[BEGIN Provided entries]

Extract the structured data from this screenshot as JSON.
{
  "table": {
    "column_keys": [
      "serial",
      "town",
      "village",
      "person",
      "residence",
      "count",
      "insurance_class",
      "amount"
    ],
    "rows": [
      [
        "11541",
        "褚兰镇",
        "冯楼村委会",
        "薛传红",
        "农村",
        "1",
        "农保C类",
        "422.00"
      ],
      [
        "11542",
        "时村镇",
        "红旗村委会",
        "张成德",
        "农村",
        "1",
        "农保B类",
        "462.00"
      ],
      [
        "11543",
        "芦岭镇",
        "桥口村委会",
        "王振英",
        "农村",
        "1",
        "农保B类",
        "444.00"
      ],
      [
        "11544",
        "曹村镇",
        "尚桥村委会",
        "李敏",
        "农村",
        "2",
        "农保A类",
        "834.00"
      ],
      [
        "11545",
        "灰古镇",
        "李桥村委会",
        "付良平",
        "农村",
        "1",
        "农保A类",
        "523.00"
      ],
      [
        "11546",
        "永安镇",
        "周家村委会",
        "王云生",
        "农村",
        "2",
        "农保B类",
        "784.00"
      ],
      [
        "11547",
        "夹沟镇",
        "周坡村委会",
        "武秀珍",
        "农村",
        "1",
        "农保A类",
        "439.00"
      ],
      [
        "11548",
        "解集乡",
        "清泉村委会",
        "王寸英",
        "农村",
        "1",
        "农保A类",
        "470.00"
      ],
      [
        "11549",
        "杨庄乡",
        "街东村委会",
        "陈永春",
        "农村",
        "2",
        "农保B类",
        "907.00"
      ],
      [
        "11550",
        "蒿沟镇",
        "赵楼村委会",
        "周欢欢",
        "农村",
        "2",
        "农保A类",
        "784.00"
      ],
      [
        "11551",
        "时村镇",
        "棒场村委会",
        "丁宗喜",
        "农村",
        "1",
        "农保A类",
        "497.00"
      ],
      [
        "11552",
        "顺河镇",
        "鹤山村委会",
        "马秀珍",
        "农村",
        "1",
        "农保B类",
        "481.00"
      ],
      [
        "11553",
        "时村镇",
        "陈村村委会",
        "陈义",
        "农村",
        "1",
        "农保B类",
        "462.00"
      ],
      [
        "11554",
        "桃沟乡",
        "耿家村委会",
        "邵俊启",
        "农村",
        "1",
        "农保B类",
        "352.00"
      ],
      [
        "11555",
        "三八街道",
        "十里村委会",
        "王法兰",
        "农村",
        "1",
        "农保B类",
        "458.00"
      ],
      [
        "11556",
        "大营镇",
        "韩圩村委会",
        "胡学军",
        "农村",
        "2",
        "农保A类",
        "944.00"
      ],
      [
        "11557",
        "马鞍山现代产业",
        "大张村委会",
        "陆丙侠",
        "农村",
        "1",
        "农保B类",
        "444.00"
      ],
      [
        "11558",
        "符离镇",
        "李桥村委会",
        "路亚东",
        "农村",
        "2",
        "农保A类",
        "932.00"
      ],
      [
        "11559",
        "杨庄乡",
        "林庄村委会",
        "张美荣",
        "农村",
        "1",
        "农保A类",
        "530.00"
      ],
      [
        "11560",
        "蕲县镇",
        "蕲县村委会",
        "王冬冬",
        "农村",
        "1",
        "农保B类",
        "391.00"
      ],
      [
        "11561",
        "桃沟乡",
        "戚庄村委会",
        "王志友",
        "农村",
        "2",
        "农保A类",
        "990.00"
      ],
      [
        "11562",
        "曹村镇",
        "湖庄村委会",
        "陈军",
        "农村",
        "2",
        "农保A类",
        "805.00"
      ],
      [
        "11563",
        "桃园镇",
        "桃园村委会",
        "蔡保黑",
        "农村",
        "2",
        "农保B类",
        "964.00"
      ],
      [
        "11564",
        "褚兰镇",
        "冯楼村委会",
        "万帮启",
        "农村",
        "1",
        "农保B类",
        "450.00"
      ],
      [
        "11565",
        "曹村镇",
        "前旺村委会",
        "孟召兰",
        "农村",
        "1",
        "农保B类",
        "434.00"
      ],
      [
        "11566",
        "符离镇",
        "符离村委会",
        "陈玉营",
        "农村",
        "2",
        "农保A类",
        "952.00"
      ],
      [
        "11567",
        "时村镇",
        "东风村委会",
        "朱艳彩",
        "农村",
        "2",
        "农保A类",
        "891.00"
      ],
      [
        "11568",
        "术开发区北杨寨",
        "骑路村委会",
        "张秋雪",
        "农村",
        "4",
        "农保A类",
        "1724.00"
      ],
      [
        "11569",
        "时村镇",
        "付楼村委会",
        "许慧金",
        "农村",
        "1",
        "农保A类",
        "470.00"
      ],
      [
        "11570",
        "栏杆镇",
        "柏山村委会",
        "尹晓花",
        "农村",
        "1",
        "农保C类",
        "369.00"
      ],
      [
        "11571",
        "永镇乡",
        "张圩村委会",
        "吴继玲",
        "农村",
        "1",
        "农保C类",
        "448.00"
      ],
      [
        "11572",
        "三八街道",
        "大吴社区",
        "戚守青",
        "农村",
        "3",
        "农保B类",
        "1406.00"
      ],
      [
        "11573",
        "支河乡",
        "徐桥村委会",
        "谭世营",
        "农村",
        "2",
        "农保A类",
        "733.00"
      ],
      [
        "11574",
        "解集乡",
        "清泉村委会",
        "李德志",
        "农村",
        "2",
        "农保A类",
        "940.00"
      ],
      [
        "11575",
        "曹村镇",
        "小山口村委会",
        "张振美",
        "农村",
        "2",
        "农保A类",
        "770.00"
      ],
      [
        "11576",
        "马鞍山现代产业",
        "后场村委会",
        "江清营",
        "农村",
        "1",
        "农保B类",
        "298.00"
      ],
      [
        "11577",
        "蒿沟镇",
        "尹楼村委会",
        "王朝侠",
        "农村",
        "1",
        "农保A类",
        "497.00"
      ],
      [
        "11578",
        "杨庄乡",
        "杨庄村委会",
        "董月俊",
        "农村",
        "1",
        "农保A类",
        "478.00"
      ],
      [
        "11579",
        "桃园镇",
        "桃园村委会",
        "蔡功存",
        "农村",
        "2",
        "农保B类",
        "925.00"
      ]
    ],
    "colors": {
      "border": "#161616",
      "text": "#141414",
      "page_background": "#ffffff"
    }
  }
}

[END Provided entries]

Your task:
Word for word, write out the data.

Output for this task:
Extract the structured data from this screenshot as JSON.
{
  "table": {
    "column_keys": [
      "serial",
      "town",
      "village",
      "person",
      "residence",
      "count",
      "insurance_class",
      "amount"
    ],
    "rows": [
      [
        "11541",
        "褚兰镇",
        "冯楼村委会",
        "薛传红",
        "农村",
        "1",
        "农保C类",
        "422.00"
      ],
      [
        "11542",
        "时村镇",
        "红旗村委会",
        "张成德",
        "农村",
        "1",
        "农保B类",
        "462.00"
      ],
      [
        "11543",
        "芦岭镇",
        "桥口村委会",
        "王振英",
        "农村",
        "1",
        "农保B类",
        "444.00"
      ],
      [
        "11544",
        "曹村镇",
        "尚桥村委会",
        "李敏",
        "农村",
        "2",
        "农保A类",
        "834.00"
      ],
      [
        "11545",
        "灰古镇",
        "李桥村委会",
        "付良平",
        "农村",
        "1",
        "农保A类",
        "523.00"
      ],
      [
        "11546",
        "永安镇",
        "周家村委会",
        "王云生",
        "农村",
        "2",
        "农保B类",
        "784.00"
      ],
      [
        "11547",
        "夹沟镇",
        "周坡村委会",
        "武秀珍",
        "农村",
        "1",
        "农保A类",
        "439.00"
      ],
      [
        "11548",
        "解集乡",
        "清泉村委会",
        "王寸英",
        "农村",
        "1",
        "农保A类",
        "470.00"
      ],
      [
        "11549",
        "杨庄乡",
        "街东村委会",
        "陈永春",
        "农村",
        "2",
        "农保B类",
        "907.00"
      ],
      [
        "11550",
        "蒿沟镇",
        "赵楼村委会",
        "周欢欢",
        "农村",
        "2",
        "农保A类",
        "784.00"
      ],
      [
        "11551",
        "时村镇",
        "棒场村委会",
        "丁宗喜",
        "农村",
        "1",
        "农保A类",
        "497.00"
      ],
      [
        "11552",
        "顺河镇",
        "鹤山村委会",
        "马秀珍",
        "农村",
        "1",
        "农保B类",
        "481.00"
      ],
      [
        "11553",
        "时村镇",
        "陈村村委会",
        "陈义",
        "农村",
        "1",
        "农保B类",
        "462.00"
      ],
      [
        "11554",
        "桃沟乡",
        "耿家村委会",
        "邵俊启",
        "农村",
        "1",
        "农保B类",
        "352.00"
      ],
      [
        "11555",
        "三八街道",
        "十里村委会",
        "王法兰",
        "农村",
        "1",
        "农保B类",
        "458.00"
      ],
      [
        "11556",
        "大营镇",
        "韩圩村委会",
        "胡学军",
        "农村",
        "2",
        "农保A类",
        "944.00"
      ],
      [
        "11557",
        "马鞍山现代产业",
        "大张村委会",
        "陆丙侠",
        "农村",
        "1",
        "农保B类",
        "444.00"
      ],
      [
        "11558",
        "符离镇",
        "李桥村委会",
        "路亚东",
        "农村",
        "2",
        "农保A类",
        "932.00"
      ],
      [
        "11559",
        "杨庄乡",
        "林庄村委会",
        "张美荣",
        "农村",
        "1",
        "农保A类",
        "530.00"
      ],
      [
        "11560",
        "蕲县镇",
        "蕲县村委会",
        "王冬冬",
        "农村",
        "1",
        "农保B类",
        "391.00"
      ],
      [
        "11561",
        "桃沟乡",
        "戚庄村委会",
        "王志友",
        "农村",
        "2",
        "农保A类",
        "990.00"
      ],
      [
        "11562",
        "曹村镇",
        "湖庄村委会",
        "陈军",
        "农村",
        "2",
        "农保A类",
        "805.00"
      ],
      [
        "11563",
        "桃园镇",
        "桃园村委会",
        "蔡保黑",
        "农村",
        "2",
        "农保B类",
        "964.00"
      ],
      [
        "11564",
        "褚兰镇",
        "冯楼村委会",
        "万帮启",
        "农村",
        "1",
        "农保B类",
        "450.00"
      ],
      [
        "11565",
        "曹村镇",
        "前旺村委会",
        "孟召兰",
        "农村",
        "1",
        "农保B类",
        "434.00"
      ],
      [
        "11566",
        "符离镇",
        "符离村委会",
        "陈玉营",
        "农村",
        "2",
        "农保A类",
        "952.00"
      ],
      [
        "11567",
        "时村镇",
        "东风村委会",
        "朱艳彩",
        "农村",
        "2",
        "农保A类",
        "891.00"
      ],
      [
        "11568",
        "术开发区北杨寨",
        "骑路村委会",
        "张秋雪",
        "农村",
        "4",
        "农保A类",
        "1724.00"
      ],
      [
        "11569",
        "时村镇",
        "付楼村委会",
        "许慧金",
        "农村",
        "1",
        "农保A类",
        "470.00"
      ],
      [
        "11570",
        "栏杆镇",
        "柏山村委会",
        "尹晓花",
        "农村",
        "1",
        "农保C类",
        "369.00"
      ],
      [
        "11571",
        "永镇乡",
        "张圩村委会",
        "吴继玲",
        "农村",
        "1",
        "农保C类",
        "448.00"
      ],
      [
        "11572",
        "三八街道",
        "大吴社区",
        "戚守青",
        "农村",
        "3",
        "农保B类",
        "1406.00"
      ],
      [
        "11573",
        "支河乡",
        "徐桥村委会",
        "谭世营",
        "农村",
        "2",
        "农保A类",
        "733.00"
      ],
      [
        "11574",
        "解集乡",
        "清泉村委会",
        "李德志",
        "农村",
        "2",
        "农保A类",
        "940.00"
      ],
      [
        "11575",
        "曹村镇",
        "小山口村委会",
        "张振美",
        "农村",
        "2",
        "农保A类",
        "770.00"
      ],
      [
        "11576",
        "马鞍山现代产业",
        "后场村委会",
        "江清营",
        "农村",
        "1",
        "农保B类",
        "298.00"
      ],
      [
        "11577",
        "蒿沟镇",
        "尹楼村委会",
        "王朝侠",
        "农村",
        "1",
        "农保A类",
        "497.00"
      ],
      [
        "11578",
        "杨庄乡",
        "杨庄村委会",
        "董月俊",
        "农村",
        "1",
        "农保A类",
        "478.00"
      ],
      [
        "11579",
        "桃园镇",
        "桃园村委会",
        "蔡功存",
        "农村",
        "2",
        "农保B类",
        "925.00"
      ]
    ],
    "colors": {
      "border": "#161616",
      "text": "#141414",
      "page_background": "#ffffff"
    }
  }
}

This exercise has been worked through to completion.